Must-Read: I wonder: Berkeley’s very sharp Pam Samuelson played a substantial role in helping to create this cluster#@$%. Yet I haven’t heard much from her trying to fix it. I wonder why not?
What Ever Happened to Google Books?: “It was the most ambitious library project of our time…
:…a plan to scan all of the world’s books and make them available to the public online…. Today, the project sits in a kind of limbo. On one hand, Google has scanned an impressive thirty million volumes… but… most of it remains inaccessible. Searches of out-of-print books often yield mere snippets of the text–there is no way to gain access to the whole book…. It would be the world’s first online library worthy of that name. And yet the attainment of that goal has been stymied, despite Google having at its disposal an unusual combination of technological means, the agreement of many authors and publishers, and enough money to compensate just about everyone who needs it. The problems began with a classic culture clash when, in 2002, Google began just scanning books, either hoping that the idealism of the project would win everyone over or following the mantra that it is always easier to get forgiveness than permission….

> **Information provided**:
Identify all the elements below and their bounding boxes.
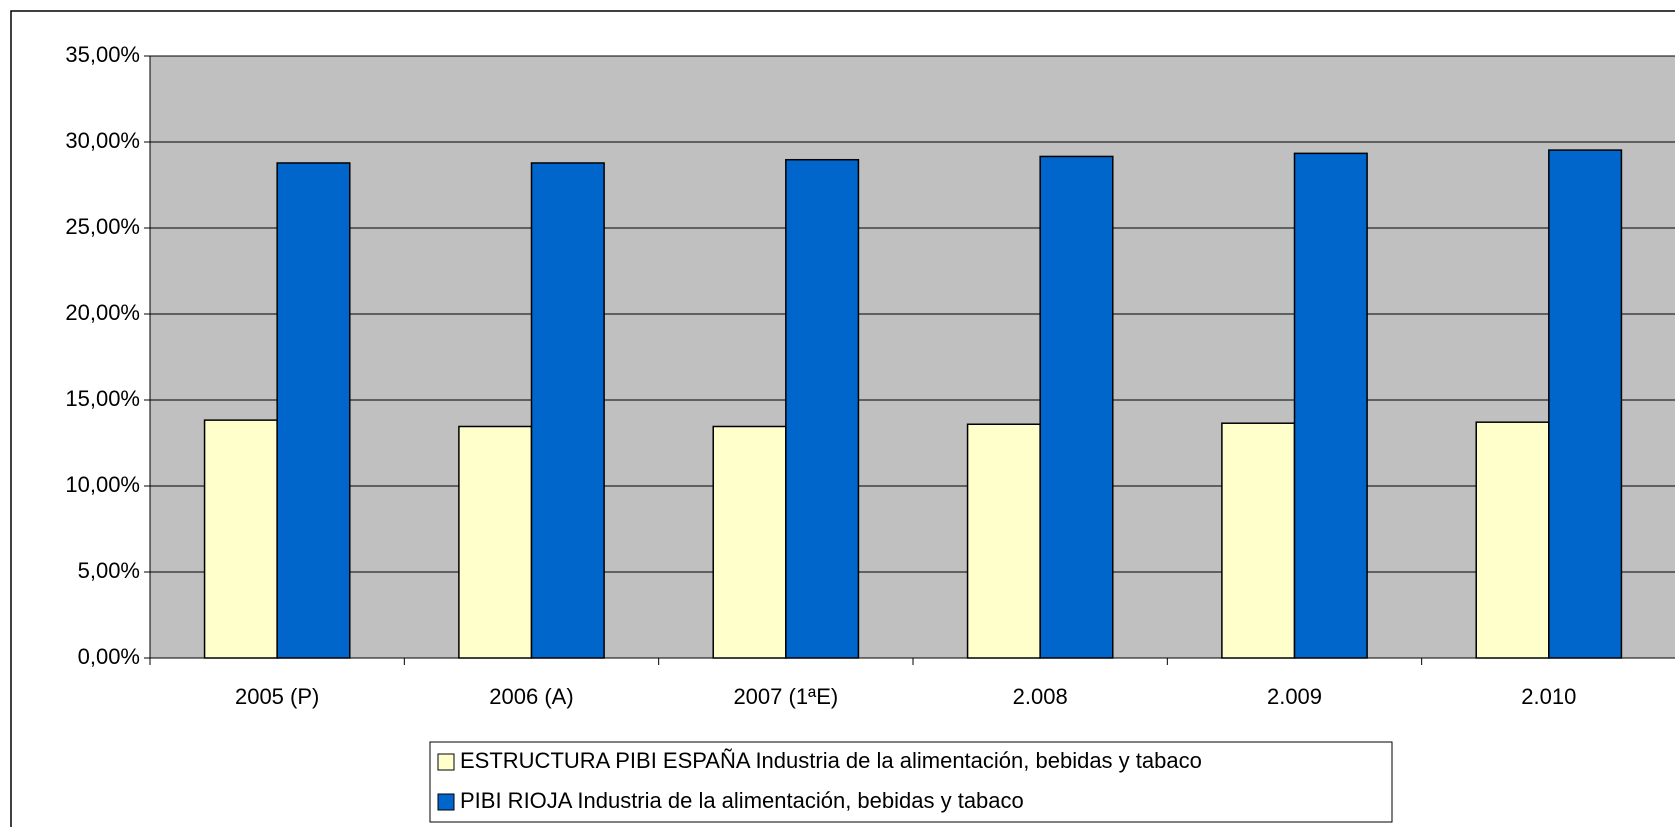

> **Written task**: Return the portion of the Google Books text that runs from "Must-Read: I wonder: Berkeley’s" up to and including "wonder why not?", word for word.

> **Solution for this problem**:
Must-Read: I wonder: Berkeley’s very sharp Pam Samuelson played a substantial role in helping to create this cluster#@$%. Yet I haven’t heard much from her trying to fix it. I wonder why not?